** WHAT YOU HAVE TO DO **
Gather each line of the entries below that includes "JSON".

** Start MATERIAL TO PROCESS **

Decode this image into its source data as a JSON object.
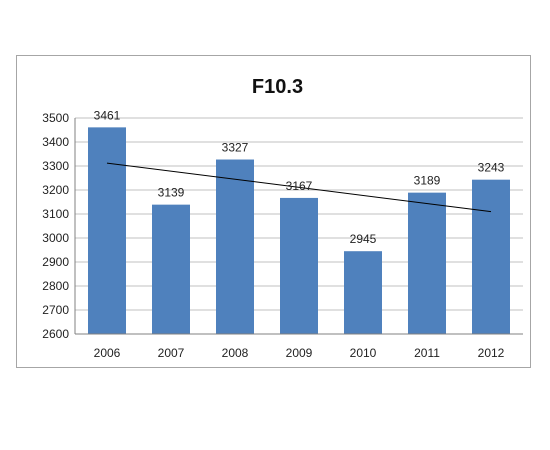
{
  "chart_data": {
    "type": "bar",
    "title": "F10.3",
    "xlabel": "",
    "ylabel": "",
    "categories": [
      "2006",
      "2007",
      "2008",
      "2009",
      "2010",
      "2011",
      "2012"
    ],
    "values": [
      3461,
      3139,
      3327,
      3167,
      2945,
      3189,
      3243
    ],
    "ylim": [
      2600,
      3500
    ],
    "yticks": [
      "2600",
      "2700",
      "2800",
      "2900",
      "3000",
      "3100",
      "3200",
      "3300",
      "3400",
      "3500"
    ],
    "data_labels": [
      "3461",
      "3139",
      "3327",
      "3167",
      "2945",
      "3189",
      "3243"
    ],
    "trendline": {
      "type": "linear",
      "start": 3312,
      "end": 3110
    },
    "grid": true,
    "legend": "none",
    "bar_color": "#4f81bd",
    "grid_color": "#c0c0c0",
    "trend_color": "#000000"
  }
}
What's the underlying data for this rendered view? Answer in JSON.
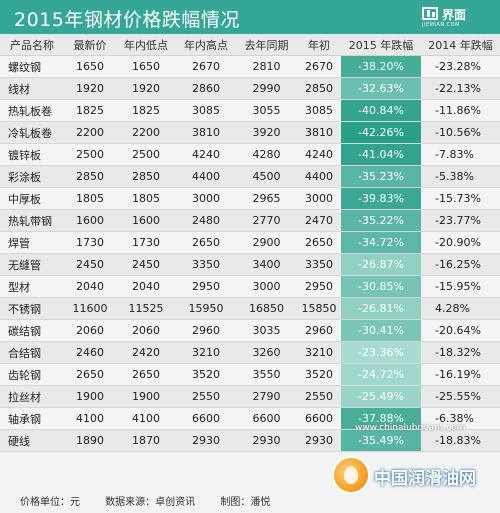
{
  "header": {
    "title": "2015年钢材价格跌幅情况",
    "logo_name": "界面",
    "logo_sub": "JIEMIAN.COM"
  },
  "colors": {
    "header": "#35a797",
    "pct_min": "#a8dcd2",
    "pct_max": "#2aa088"
  },
  "chart_data": {
    "type": "table",
    "title": "2015年钢材价格跌幅情况",
    "columns": [
      "产品名称",
      "最新价",
      "年内低点",
      "年内高点",
      "去年同期",
      "年初",
      "2015 年跌幅",
      "2014 年跌幅"
    ],
    "rows": [
      {
        "name": "螺纹钢",
        "latest": "1650",
        "low": "1650",
        "high": "2670",
        "last_year": "2810",
        "year_start": "2670",
        "pct2015": "-38.20%",
        "pct2014": "-23.28%"
      },
      {
        "name": "线材",
        "latest": "1920",
        "low": "1920",
        "high": "2860",
        "last_year": "2990",
        "year_start": "2850",
        "pct2015": "-32.63%",
        "pct2014": "-22.13%"
      },
      {
        "name": "热轧板卷",
        "latest": "1825",
        "low": "1825",
        "high": "3085",
        "last_year": "3055",
        "year_start": "3085",
        "pct2015": "-40.84%",
        "pct2014": "-11.86%"
      },
      {
        "name": "冷轧板卷",
        "latest": "2200",
        "low": "2200",
        "high": "3810",
        "last_year": "3920",
        "year_start": "3810",
        "pct2015": "-42.26%",
        "pct2014": "-10.56%"
      },
      {
        "name": "镀锌板",
        "latest": "2500",
        "low": "2500",
        "high": "4240",
        "last_year": "4280",
        "year_start": "4240",
        "pct2015": "-41.04%",
        "pct2014": "-7.83%"
      },
      {
        "name": "彩涂板",
        "latest": "2850",
        "low": "2850",
        "high": "4400",
        "last_year": "4500",
        "year_start": "4400",
        "pct2015": "-35.23%",
        "pct2014": "-5.38%"
      },
      {
        "name": "中厚板",
        "latest": "1805",
        "low": "1805",
        "high": "3000",
        "last_year": "2965",
        "year_start": "3000",
        "pct2015": "-39.83%",
        "pct2014": "-15.73%"
      },
      {
        "name": "热轧带钢",
        "latest": "1600",
        "low": "1600",
        "high": "2480",
        "last_year": "2770",
        "year_start": "2470",
        "pct2015": "-35.22%",
        "pct2014": "-23.77%"
      },
      {
        "name": "焊管",
        "latest": "1730",
        "low": "1730",
        "high": "2650",
        "last_year": "2900",
        "year_start": "2650",
        "pct2015": "-34.72%",
        "pct2014": "-20.90%"
      },
      {
        "name": "无缝管",
        "latest": "2450",
        "low": "2450",
        "high": "3350",
        "last_year": "3400",
        "year_start": "3350",
        "pct2015": "-26.87%",
        "pct2014": "-16.25%"
      },
      {
        "name": "型材",
        "latest": "2040",
        "low": "2040",
        "high": "2950",
        "last_year": "3000",
        "year_start": "2950",
        "pct2015": "-30.85%",
        "pct2014": "-15.95%"
      },
      {
        "name": "不锈钢",
        "latest": "11600",
        "low": "11525",
        "high": "15950",
        "last_year": "16850",
        "year_start": "15850",
        "pct2015": "-26.81%",
        "pct2014": "4.28%"
      },
      {
        "name": "碳结钢",
        "latest": "2060",
        "low": "2060",
        "high": "2960",
        "last_year": "3035",
        "year_start": "2960",
        "pct2015": "-30.41%",
        "pct2014": "-20.64%"
      },
      {
        "name": "合结钢",
        "latest": "2460",
        "low": "2420",
        "high": "3210",
        "last_year": "3260",
        "year_start": "3210",
        "pct2015": "-23.36%",
        "pct2014": "-18.32%"
      },
      {
        "name": "齿轮钢",
        "latest": "2650",
        "low": "2650",
        "high": "3520",
        "last_year": "3550",
        "year_start": "3520",
        "pct2015": "-24.72%",
        "pct2014": "-16.19%"
      },
      {
        "name": "拉丝材",
        "latest": "1900",
        "low": "1900",
        "high": "2550",
        "last_year": "2790",
        "year_start": "2550",
        "pct2015": "-25.49%",
        "pct2014": "-25.55%"
      },
      {
        "name": "轴承钢",
        "latest": "4100",
        "low": "4100",
        "high": "6600",
        "last_year": "6600",
        "year_start": "6600",
        "pct2015": "-37.88%",
        "pct2014": "-6.38%"
      },
      {
        "name": "硬线",
        "latest": "1890",
        "low": "1870",
        "high": "2930",
        "last_year": "2930",
        "year_start": "2930",
        "pct2015": "-35.49%",
        "pct2014": "-18.83%"
      }
    ]
  },
  "footer": {
    "unit": "价格单位：元",
    "source": "数据来源：卓创资讯",
    "author": "制图：潘悦"
  },
  "watermark": {
    "url": "www.chinalubricant.com",
    "brand": "中国润滑油网"
  }
}
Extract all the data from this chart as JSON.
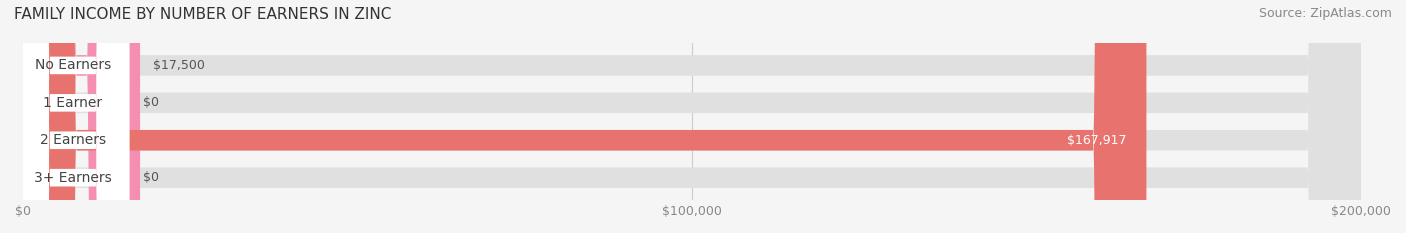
{
  "title": "FAMILY INCOME BY NUMBER OF EARNERS IN ZINC",
  "source": "Source: ZipAtlas.com",
  "categories": [
    "No Earners",
    "1 Earner",
    "2 Earners",
    "3+ Earners"
  ],
  "values": [
    17500,
    0,
    167917,
    0
  ],
  "bar_colors": [
    "#f48fb1",
    "#f5c99a",
    "#e8736e",
    "#a8c8e8"
  ],
  "label_bg_colors": [
    "#f48fb1",
    "#f5c99a",
    "#e8736e",
    "#a8c8e8"
  ],
  "value_labels": [
    "$17,500",
    "$0",
    "$167,917",
    "$0"
  ],
  "xlim": [
    0,
    200000
  ],
  "xtick_values": [
    0,
    100000,
    200000
  ],
  "xtick_labels": [
    "$0",
    "$100,000",
    "$200,000"
  ],
  "bar_height": 0.55,
  "background_color": "#f5f5f5",
  "bar_bg_color": "#e8e8e8",
  "title_fontsize": 11,
  "source_fontsize": 9,
  "label_fontsize": 10,
  "value_fontsize": 9
}
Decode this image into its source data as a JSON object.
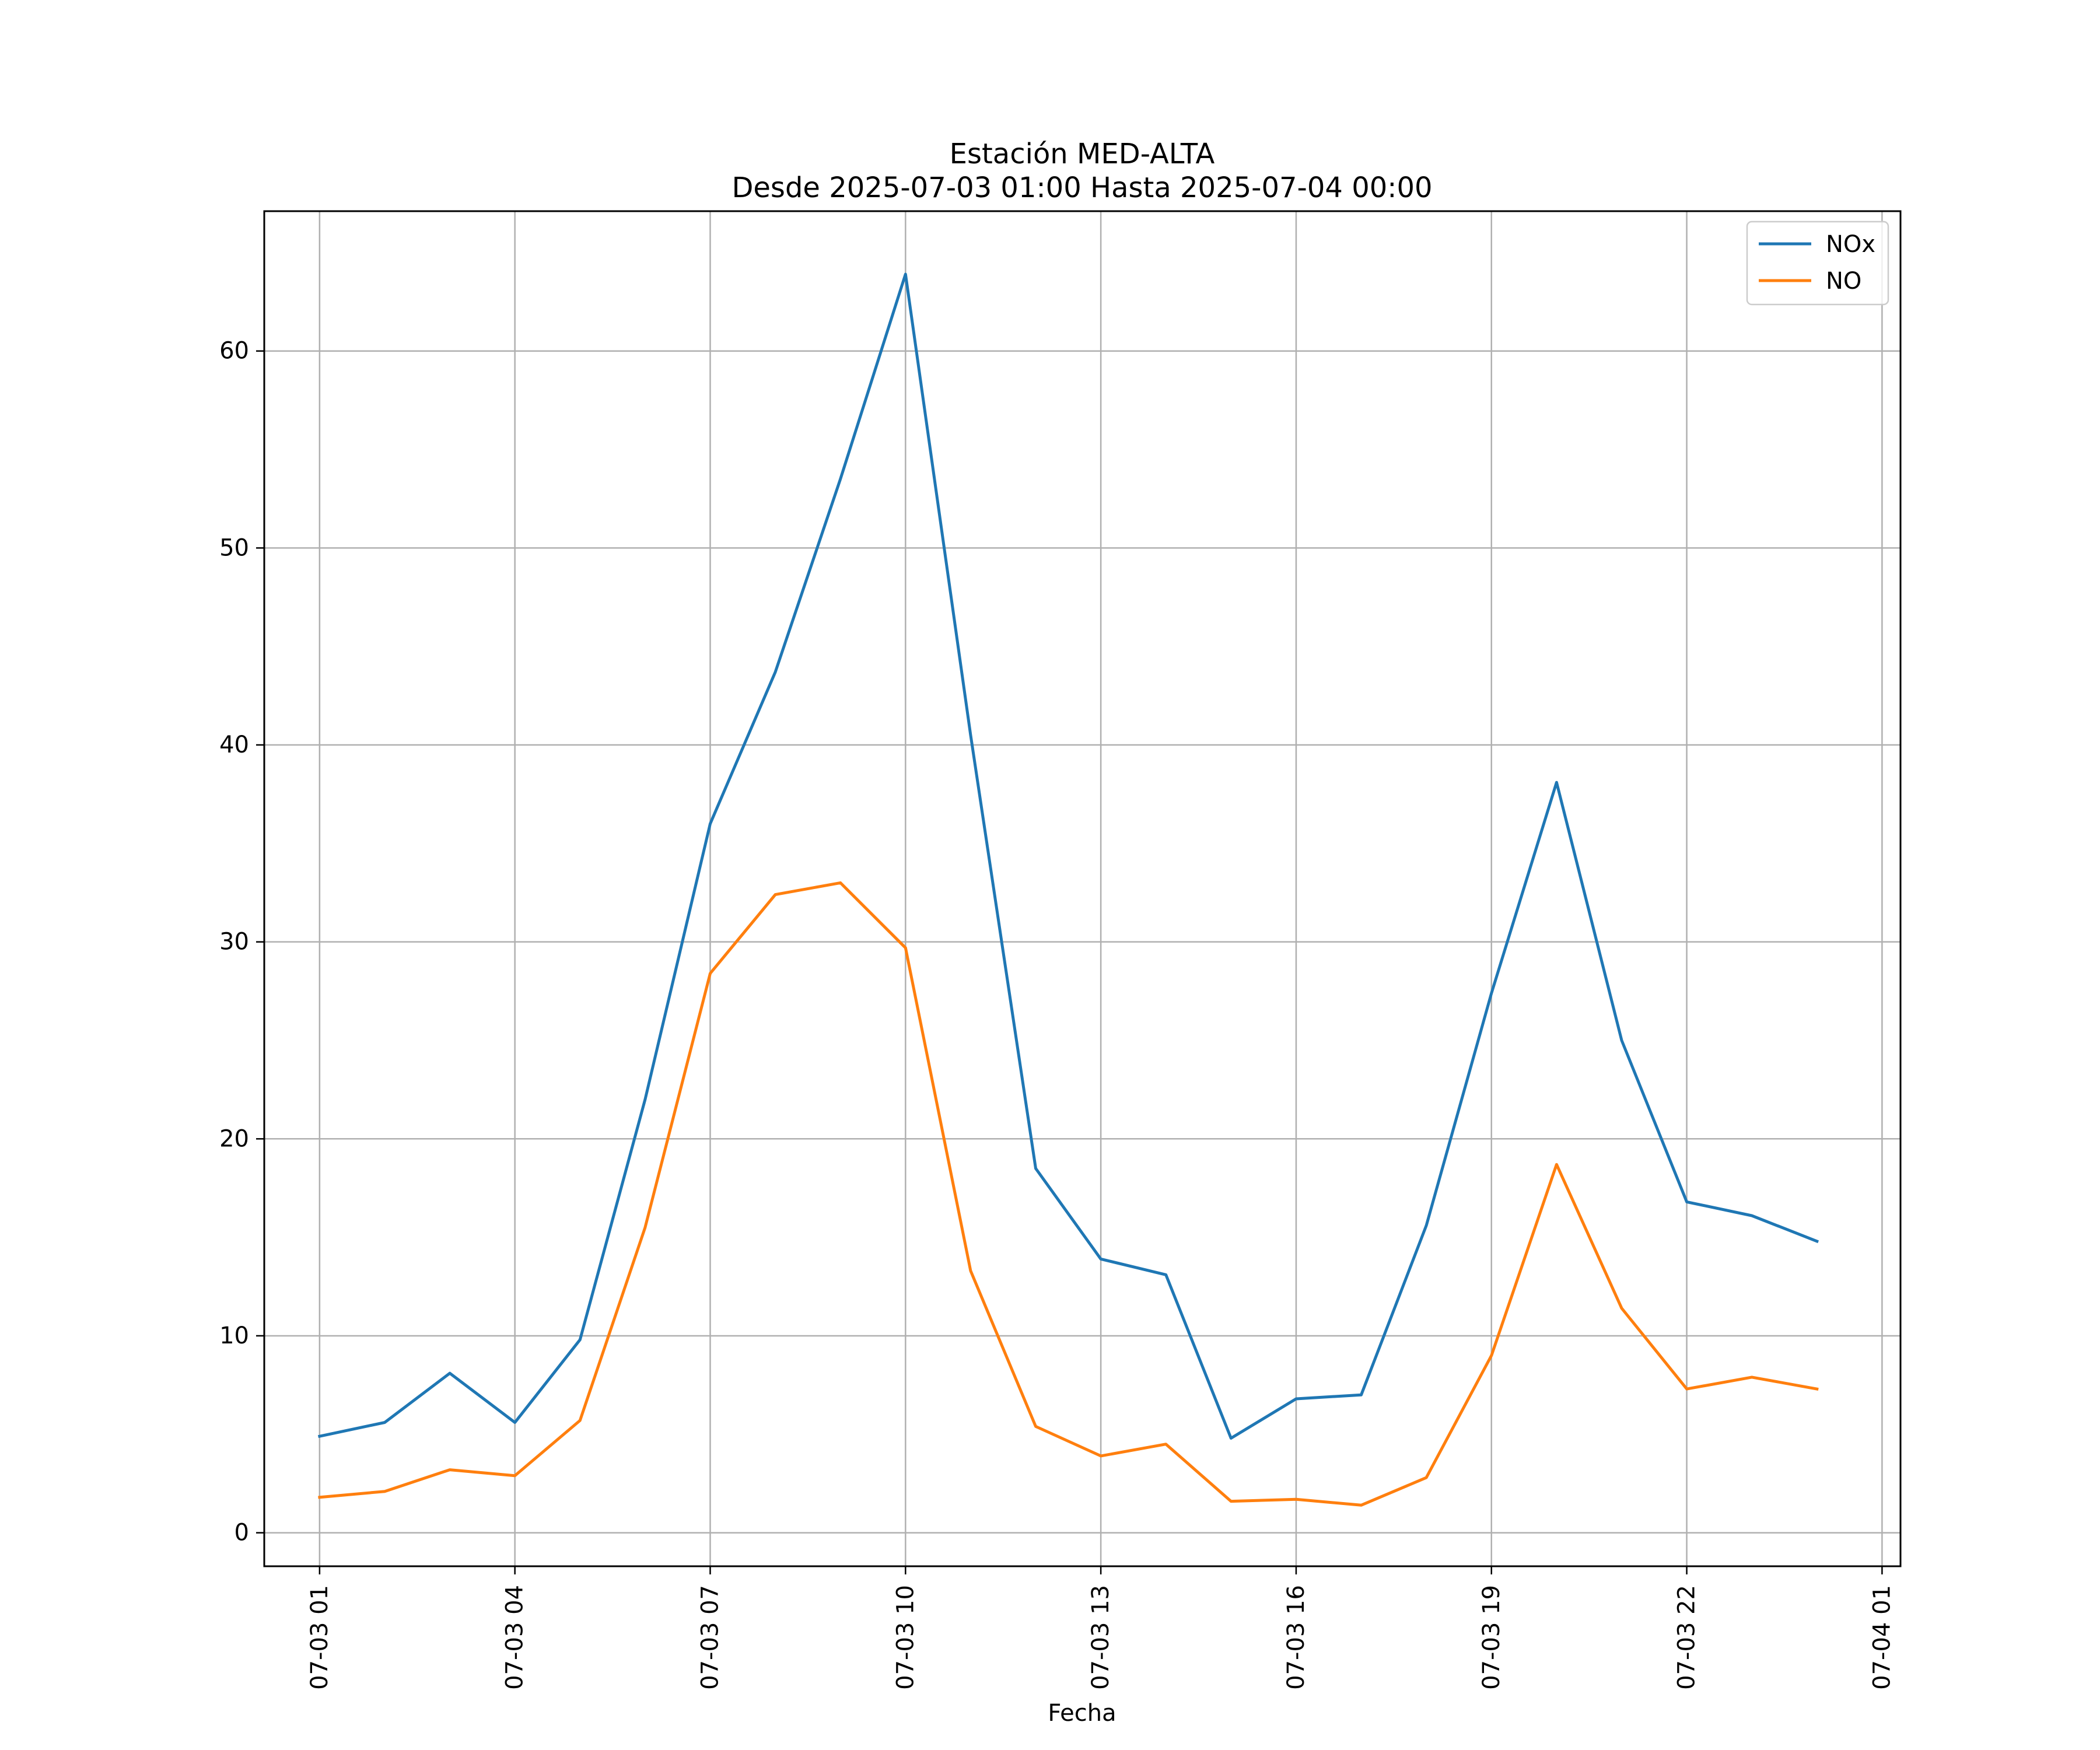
{
  "chart_data": {
    "type": "line",
    "title": "Estación MED-ALTA",
    "subtitle": "Desde 2025-07-03 01:00 Hasta 2025-07-04 00:00",
    "xlabel": "Fecha",
    "ylabel": "",
    "x": [
      "2025-07-03 01:00",
      "2025-07-03 02:00",
      "2025-07-03 03:00",
      "2025-07-03 04:00",
      "2025-07-03 05:00",
      "2025-07-03 06:00",
      "2025-07-03 07:00",
      "2025-07-03 08:00",
      "2025-07-03 09:00",
      "2025-07-03 10:00",
      "2025-07-03 11:00",
      "2025-07-03 12:00",
      "2025-07-03 13:00",
      "2025-07-03 14:00",
      "2025-07-03 15:00",
      "2025-07-03 16:00",
      "2025-07-03 17:00",
      "2025-07-03 18:00",
      "2025-07-03 19:00",
      "2025-07-03 20:00",
      "2025-07-03 21:00",
      "2025-07-03 22:00",
      "2025-07-03 23:00",
      "2025-07-04 00:00"
    ],
    "xlim": [
      "2025-07-03 00:09",
      "2025-07-04 01:17"
    ],
    "x_ticks": [
      "2025-07-03 01:00",
      "2025-07-03 04:00",
      "2025-07-03 07:00",
      "2025-07-03 10:00",
      "2025-07-03 13:00",
      "2025-07-03 16:00",
      "2025-07-03 19:00",
      "2025-07-03 22:00",
      "2025-07-04 01:00"
    ],
    "x_tick_labels": [
      "07-03 01",
      "07-03 04",
      "07-03 07",
      "07-03 10",
      "07-03 13",
      "07-03 16",
      "07-03 19",
      "07-03 22",
      "07-04 01"
    ],
    "ylim": [
      -1.7,
      67.1
    ],
    "y_ticks": [
      0,
      10,
      20,
      30,
      40,
      50,
      60
    ],
    "y_tick_labels": [
      "0",
      "10",
      "20",
      "30",
      "40",
      "50",
      "60"
    ],
    "grid": true,
    "legend_position": "top-right",
    "series": [
      {
        "name": "NOx",
        "color": "#1f77b4",
        "values": [
          4.9,
          5.6,
          8.1,
          5.6,
          9.8,
          22.0,
          36.0,
          43.7,
          53.5,
          63.9,
          40.5,
          18.5,
          13.9,
          13.1,
          4.8,
          6.8,
          7.0,
          15.6,
          27.4,
          38.1,
          25.0,
          16.8,
          16.1,
          14.8
        ]
      },
      {
        "name": "NO",
        "color": "#ff7f0e",
        "values": [
          1.8,
          2.1,
          3.2,
          2.9,
          5.7,
          15.5,
          28.4,
          32.4,
          33.0,
          29.7,
          13.3,
          5.4,
          3.9,
          4.5,
          1.6,
          1.7,
          1.4,
          2.8,
          9.0,
          18.7,
          11.4,
          7.3,
          7.9,
          7.3
        ]
      }
    ]
  }
}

** End MATERIAL TO PROCESS **

** ANSWER TO THIS EXERCISE **
Decode this image into its source data as a JSON object.
What's the underlying data for this rendered view? Answer in JSON.
Extract all the data from this chart as JSON.
Decode this image into its source data as a JSON object.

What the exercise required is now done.